(Saved data entries)
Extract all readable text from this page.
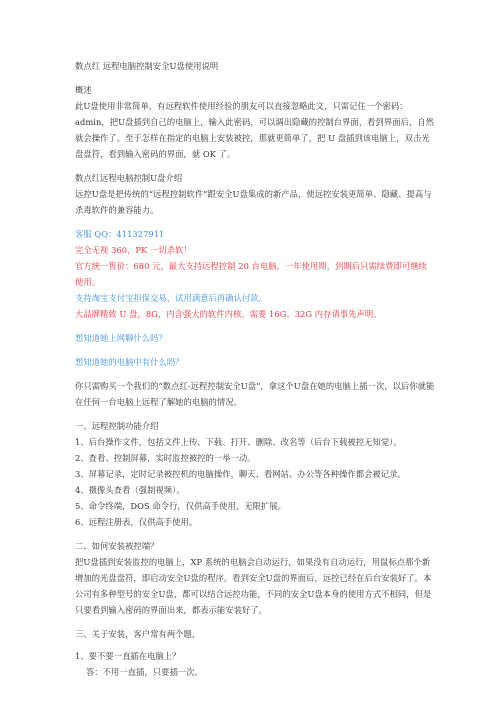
数点红 远程电脑控制安全U盘使用说明

概述

此U盘使用非常简单，有远程软件使用经验的朋友可以直接忽略此文，只需记住一个密码：admin，把U盘插到自己的电脑上，输入此密码，可以调出隐藏的控制台界面，看到界面后，自然就会操作了。至于怎样在指定的电脑上安装被控，那就更简单了，把 U 盘插到该电脑上，双击光盘盘符，看到输入密码的界面，就 OK 了。

数点红远程电脑控制U盘介绍

远控U盘是把传统的“远程控制软件”跟安全U盘集成的新产品，使远控安装更简单、隐藏、提高与杀毒软件的兼容能力。

客服 QQ：411327911

完全无视 360，PK 一切杀软！

官方统一售价：680 元，最大支持远程控制 20 台电脑，一年使用期，到期后只需续费即可继续使用。

支持淘宝支付宝担保交易，试用满意后再确认付款。

大品牌精致 U 盘，8G，内含强大的软件内核。需要 16G、32G 内存请事先声明。

想知道她上网聊什么吗？

想知道她的电脑中有什么吗？

你只需购买一个我们的“数点红-远程控制安全U盘”，拿这个U盘在她的电脑上插一次，以后你就能在任何一台电脑上远程了解她的电脑的情况。

一、远程控制功能介绍

1、后台操作文件，包括文件上传、下载、打开、删除、改名等（后台下载被控无知觉）。

2、查看、控制屏幕，实时监控被控的一举一动。

3、屏幕记录，定时记录被控机的电脑操作，聊天、看网站、办公等各种操作都会被记录。

4、摄像头查看（强制视频）。

5、命令终端，DOS 命令行，仅供高手使用，无限扩展。

6、远程注册表，仅供高手使用。

二、如何安装被控端？

把U盘插到安装监控的电脑上，XP 系统的电脑会自动运行，如果没有自动运行，用鼠标点那个新增加的光盘盘符，即启动安全U盘的程序。看到安全U盘的界面后，远控已经在后台安装好了。本公司有多种型号的安全U盘，都可以结合远控功能，不同的安全U盘本身的使用方式不相同，但是只要看到输入密码的界面出来，都表示能安装好了。

三、关于安装，客户常有两个题，

1、要不要一直插在电脑上？

答：不用一直插，只要插一次。
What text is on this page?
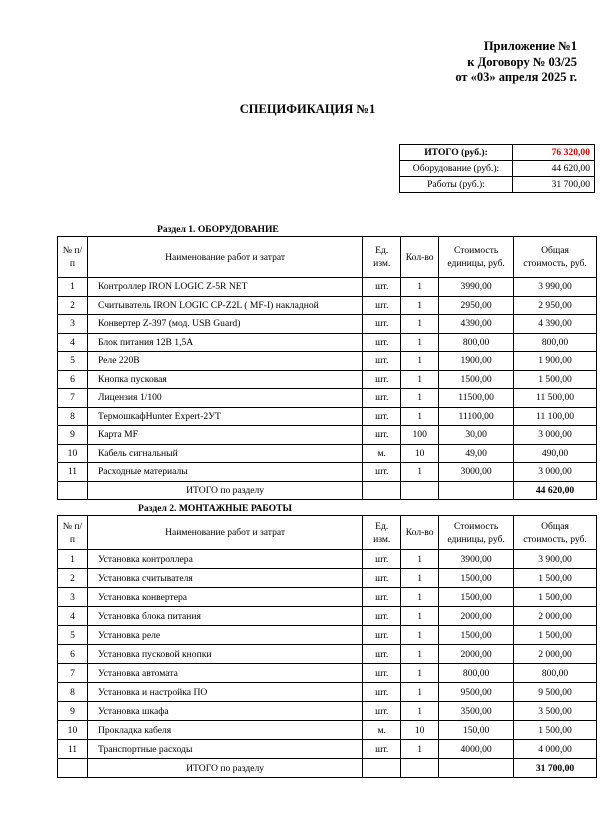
Приложение №1
к Договору № 03/25
от «03» апреля 2025 г.
СПЕЦИФИКАЦИЯ №1
ИТОГО (руб.):	76 320,00
Оборудование (руб.):	44 620,00
Работы (руб.):	31 700,00
Раздел 1. ОБОРУДОВАНИЕ
№ п/п	Наименование работ и затрат	Ед. изм.	Кол-во	Стоимость единицы, руб.	Общая стоимость, руб.
1	Контроллер IRON LOGIC Z-5R NET	шт.	1	3990,00	3 990,00
2	Считыватель IRON LOGIC CP-Z2L ( MF-I) накладной	шт.	1	2950,00	2 950,00
3	Конвертер Z-397 (мод. USB Guard)	шт.	1	4390,00	4 390,00
4	Блок питания 12В 1,5А	шт.	1	800,00	800,00
5	Реле 220В	шт.	1	1900,00	1 900,00
6	Кнопка пусковая	шт.	1	1500,00	1 500,00
7	Лицензия 1/100	шт.	1	11500,00	11 500,00
8	ТермошкафHunter Expert-2УТ	шт.	1	11100,00	11 100,00
9	Карта MF	шт.	100	30,00	3 000,00
10	Кабель сигнальный	м.	10	49,00	490,00
11	Расходные материалы	шт.	1	3000,00	3 000,00
	ИТОГО по разделу				44 620,00
Раздел 2. МОНТАЖНЫЕ РАБОТЫ
№ п/п	Наименование работ и затрат	Ед. изм.	Кол-во	Стоимость единицы, руб.	Общая стоимость, руб.
1	Установка контроллера	шт.	1	3900,00	3 900,00
2	Установка считывателя	шт.	1	1500,00	1 500,00
3	Установка конвертера	шт.	1	1500,00	1 500,00
4	Установка блока питания	шт.	1	2000,00	2 000,00
5	Установка реле	шт.	1	1500,00	1 500,00
6	Установка пусковой кнопки	шт.	1	2000,00	2 000,00
7	Установка автомата	шт.	1	800,00	800,00
8	Установка и настройка ПО	шт.	1	9500,00	9 500,00
9	Установка шкафа	шт.	1	3500,00	3 500,00
10	Прокладка кабеля	м.	10	150,00	1 500,00
11	Транспортные расходы	шт.	1	4000,00	4 000,00
	ИТОГО по разделу				31 700,00
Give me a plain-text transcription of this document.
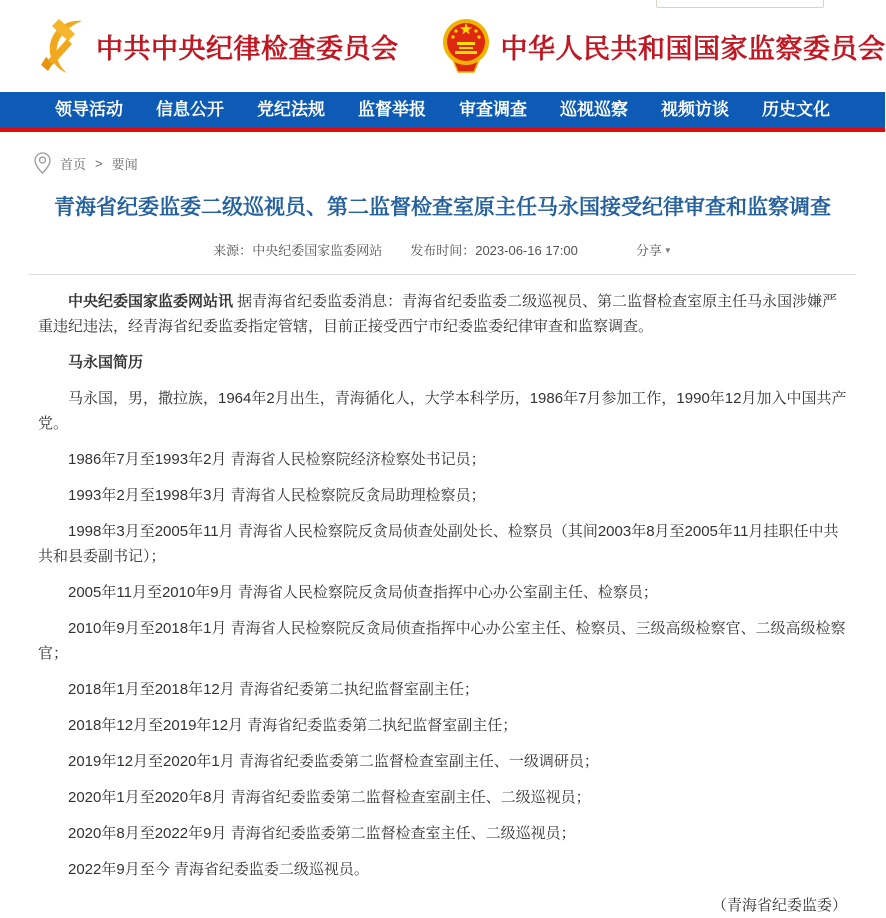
中共中央纪律检查委员会	中华人民共和国国家监察委员会
领导活动 信息公开 党纪法规 监督举报 审查调查 巡视巡察 视频访谈 历史文化
首页 > 要闻
青海省纪委监委二级巡视员、第二监督检查室原主任马永国接受纪律审查和监察调查
来源：中央纪委国家监委网站 发布时间：2023-06-16 17:00	分享 ▼

中央纪委国家监委网站讯 据青海省纪委监委消息：青海省纪委监委二级巡视员、第二监督检查室原主任马永国涉嫌严重违纪违法，经青海省纪委监委指定管辖，目前正接受西宁市纪委监委纪律审查和监察调查。

马永国简历

马永国，男，撒拉族，1964年2月出生，青海循化人，大学本科学历，1986年7月参加工作，1990年12月加入中国共产党。

1986年7月至1993年2月 青海省人民检察院经济检察处书记员；

1993年2月至1998年3月 青海省人民检察院反贪局助理检察员；

1998年3月至2005年11月 青海省人民检察院反贪局侦查处副处长、检察员（其间2003年8月至2005年11月挂职任中共共和县委副书记）；

2005年11月至2010年9月 青海省人民检察院反贪局侦查指挥中心办公室副主任、检察员；

2010年9月至2018年1月 青海省人民检察院反贪局侦查指挥中心办公室主任、检察员、三级高级检察官、二级高级检察官；

2018年1月至2018年12月 青海省纪委第二执纪监督室副主任；

2018年12月至2019年12月 青海省纪委监委第二执纪监督室副主任；

2019年12月至2020年1月 青海省纪委监委第二监督检查室副主任、一级调研员；

2020年1月至2020年8月 青海省纪委监委第二监督检查室副主任、二级巡视员；

2020年8月至2022年9月 青海省纪委监委第二监督检查室主任、二级巡视员；

2022年9月至今 青海省纪委监委二级巡视员。

（青海省纪委监委）
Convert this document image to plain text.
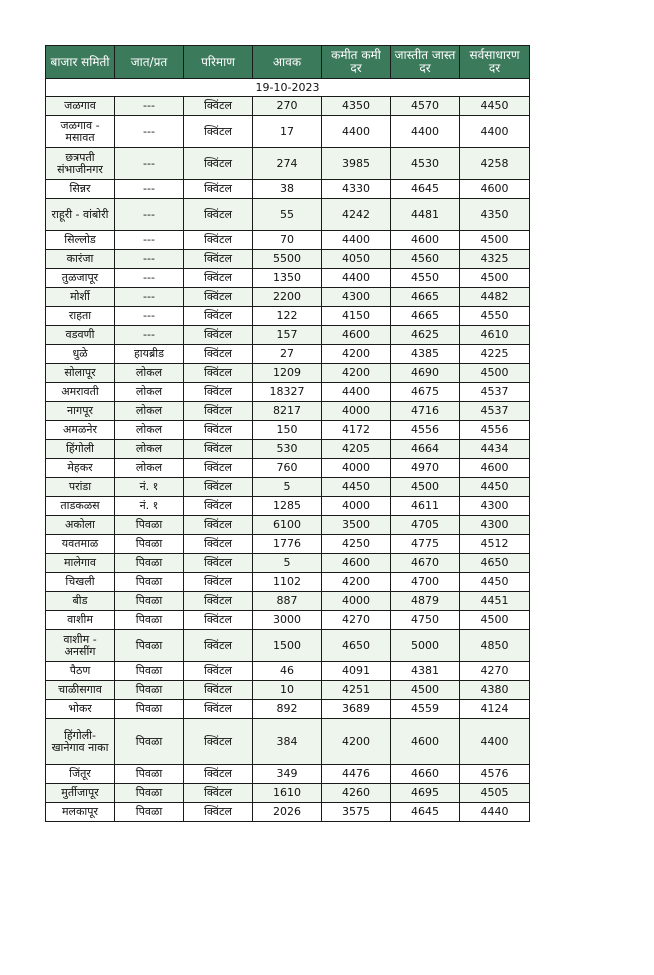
बाजार समिती	जात/प्रत	परिमाण	आवक	कमीत कमी दर	जास्तीत जास्त दर	सर्वसाधारण दर
19-10-2023						
जळगाव	---	क्विंटल	270	4350	4570	4450
जळगाव - मसावत	---	क्विंटल	17	4400	4400	4400
छत्रपती संभाजीनगर	---	क्विंटल	274	3985	4530	4258
सिन्नर	---	क्विंटल	38	4330	4645	4600
राहूरी - वांबोरी	---	क्विंटल	55	4242	4481	4350
सिल्लोड	---	क्विंटल	70	4400	4600	4500
कारंजा	---	क्विंटल	5500	4050	4560	4325
तुळजापूर	---	क्विंटल	1350	4400	4550	4500
मोर्शी	---	क्विंटल	2200	4300	4665	4482
राहता	---	क्विंटल	122	4150	4665	4550
वडवणी	---	क्विंटल	157	4600	4625	4610
धुळे	हायब्रीड	क्विंटल	27	4200	4385	4225
सोलापूर	लोकल	क्विंटल	1209	4200	4690	4500
अमरावती	लोकल	क्विंटल	18327	4400	4675	4537
नागपूर	लोकल	क्विंटल	8217	4000	4716	4537
अमळनेर	लोकल	क्विंटल	150	4172	4556	4556
हिंगोली	लोकल	क्विंटल	530	4205	4664	4434
मेहकर	लोकल	क्विंटल	760	4000	4970	4600
परांडा	नं. १	क्विंटल	5	4450	4500	4450
ताडकळस	नं. १	क्विंटल	1285	4000	4611	4300
अकोला	पिवळा	क्विंटल	6100	3500	4705	4300
यवतमाळ	पिवळा	क्विंटल	1776	4250	4775	4512
मालेगाव	पिवळा	क्विंटल	5	4600	4670	4650
चिखली	पिवळा	क्विंटल	1102	4200	4700	4450
बीड	पिवळा	क्विंटल	887	4000	4879	4451
वाशीम	पिवळा	क्विंटल	3000	4270	4750	4500
वाशीम - अनसींग	पिवळा	क्विंटल	1500	4650	5000	4850
पैठण	पिवळा	क्विंटल	46	4091	4381	4270
चाळीसगाव	पिवळा	क्विंटल	10	4251	4500	4380
भोकर	पिवळा	क्विंटल	892	3689	4559	4124
हिंगोली- खानेगाव नाका	पिवळा	क्विंटल	384	4200	4600	4400
जिंतूर	पिवळा	क्विंटल	349	4476	4660	4576
मुर्तीजापूर	पिवळा	क्विंटल	1610	4260	4695	4505
मलकापूर	पिवळा	क्विंटल	2026	3575	4645	4440
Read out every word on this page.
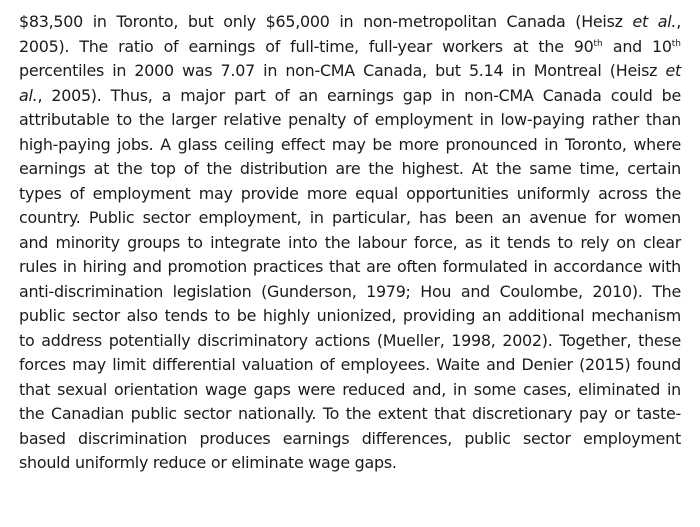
$83,500 in Toronto, but only $65,000 in non-metropolitan Canada (Heisz et al.,
2005). The ratio of earnings of full-time, full-year workers at the 90th and 10th
percentiles in 2000 was 7.07 in non-CMA Canada, but 5.14 in Montreal (Heisz et
al., 2005). Thus, a major part of an earnings gap in non-CMA Canada could be
attributable to the larger relative penalty of employment in low-paying rather than
high-paying jobs. A glass ceiling effect may be more pronounced in Toronto, where
earnings at the top of the distribution are the highest. At the same time, certain
types of employment may provide more equal opportunities uniformly across the
country. Public sector employment, in particular, has been an avenue for women
and minority groups to integrate into the labour force, as it tends to rely on clear
rules in hiring and promotion practices that are often formulated in accordance with
anti-discrimination legislation (Gunderson, 1979; Hou and Coulombe, 2010). The
public sector also tends to be highly unionized, providing an additional mechanism
to address potentially discriminatory actions (Mueller, 1998, 2002). Together, these
forces may limit differential valuation of employees. Waite and Denier (2015) found
that sexual orientation wage gaps were reduced and, in some cases, eliminated in
the Canadian public sector nationally. To the extent that discretionary pay or taste-
based discrimination produces earnings differences, public sector employment
should uniformly reduce or eliminate wage gaps.
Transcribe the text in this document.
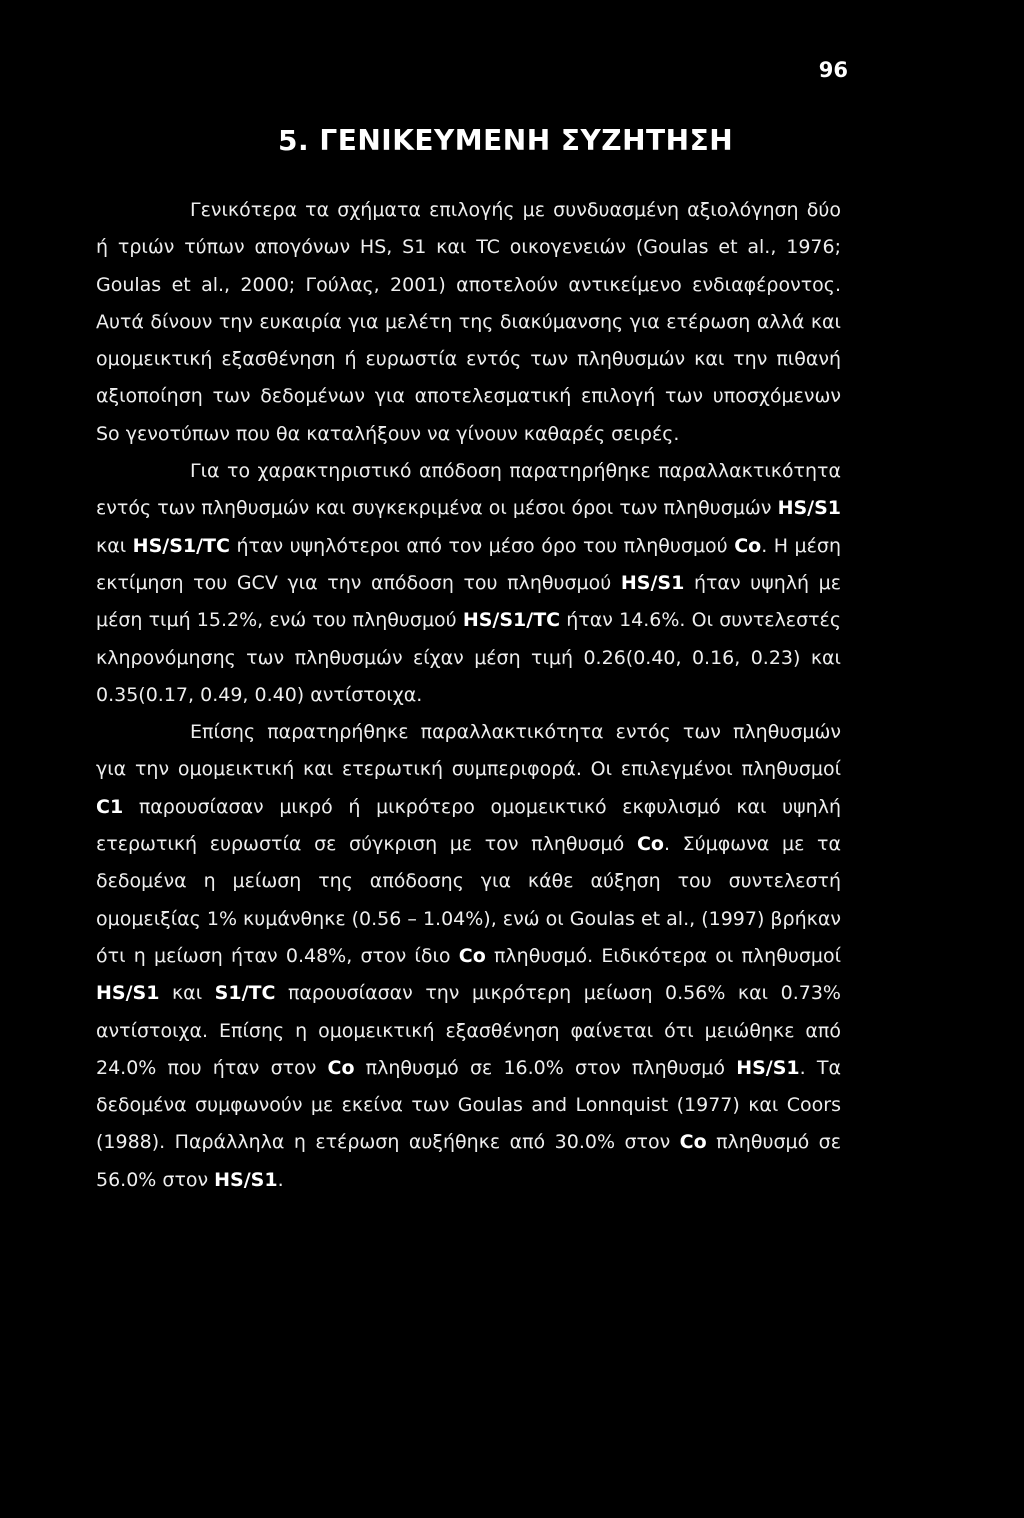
96
5. ΓΕΝΙΚΕΥΜΕΝΗ ΣΥΖΗΤΗΣΗ

Γενικότερα τα σχήματα επιλογής με συνδυασμένη αξιολόγηση δύο ή τριών τύπων απογόνων HS, S1 και TC οικογενειών (Goulas et al., 1976; Goulas et al., 2000; Γούλας, 2001) αποτελούν αντικείμενο ενδιαφέροντος. Αυτά δίνουν την ευκαιρία για μελέτη της διακύμανσης για ετέρωση αλλά και ομομεικτική εξασθένηση ή ευρωστία εντός των πληθυσμών και την πιθανή αξιοποίηση των δεδομένων για αποτελεσματική επιλογή των υποσχόμενων So γενοτύπων που θα καταλήξουν να γίνουν καθαρές σειρές.

Για το χαρακτηριστικό απόδοση παρατηρήθηκε παραλλακτικότητα εντός των πληθυσμών και συγκεκριμένα οι μέσοι όροι των πληθυσμών HS/S1 και HS/S1/TC ήταν υψηλότεροι από τον μέσο όρο του πληθυσμού Co. Η μέση εκτίμηση του GCV για την απόδοση του πληθυσμού HS/S1 ήταν υψηλή με μέση τιμή 15.2%, ενώ του πληθυσμού HS/S1/TC ήταν 14.6%. Οι συντελεστές κληρονόμησης των πληθυσμών είχαν μέση τιμή 0.26(0.40, 0.16, 0.23) και 0.35(0.17, 0.49, 0.40) αντίστοιχα.

Επίσης παρατηρήθηκε παραλλακτικότητα εντός των πληθυσμών για την ομομεικτική και ετερωτική συμπεριφορά. Οι επιλεγμένοι πληθυσμοί C1 παρουσίασαν μικρό ή μικρότερο ομομεικτικό εκφυλισμό και υψηλή ετερωτική ευρωστία σε σύγκριση με τον πληθυσμό Co. Σύμφωνα με τα δεδομένα η μείωση της απόδοσης για κάθε αύξηση του συντελεστή ομομειξίας 1% κυμάνθηκε (0.56 – 1.04%), ενώ οι Goulas et al., (1997) βρήκαν ότι η μείωση ήταν 0.48%, στον ίδιο Co πληθυσμό. Ειδικότερα οι πληθυσμοί HS/S1 και S1/TC παρουσίασαν την μικρότερη μείωση 0.56% και 0.73% αντίστοιχα. Επίσης η ομομεικτική εξασθένηση φαίνεται ότι μειώθηκε από 24.0% που ήταν στον Co πληθυσμό σε 16.0% στον πληθυσμό HS/S1. Τα δεδομένα συμφωνούν με εκείνα των Goulas and Lonnquist (1977) και Coors (1988). Παράλληλα η ετέρωση αυξήθηκε από 30.0% στον Co πληθυσμό σε 56.0% στον HS/S1.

__To be done__. Look through the entries above; copy each line where the string "uniformly" appears.

__Task response__.
types of employment may provide more equal opportunities uniformly across the
should uniformly reduce or eliminate wage gaps.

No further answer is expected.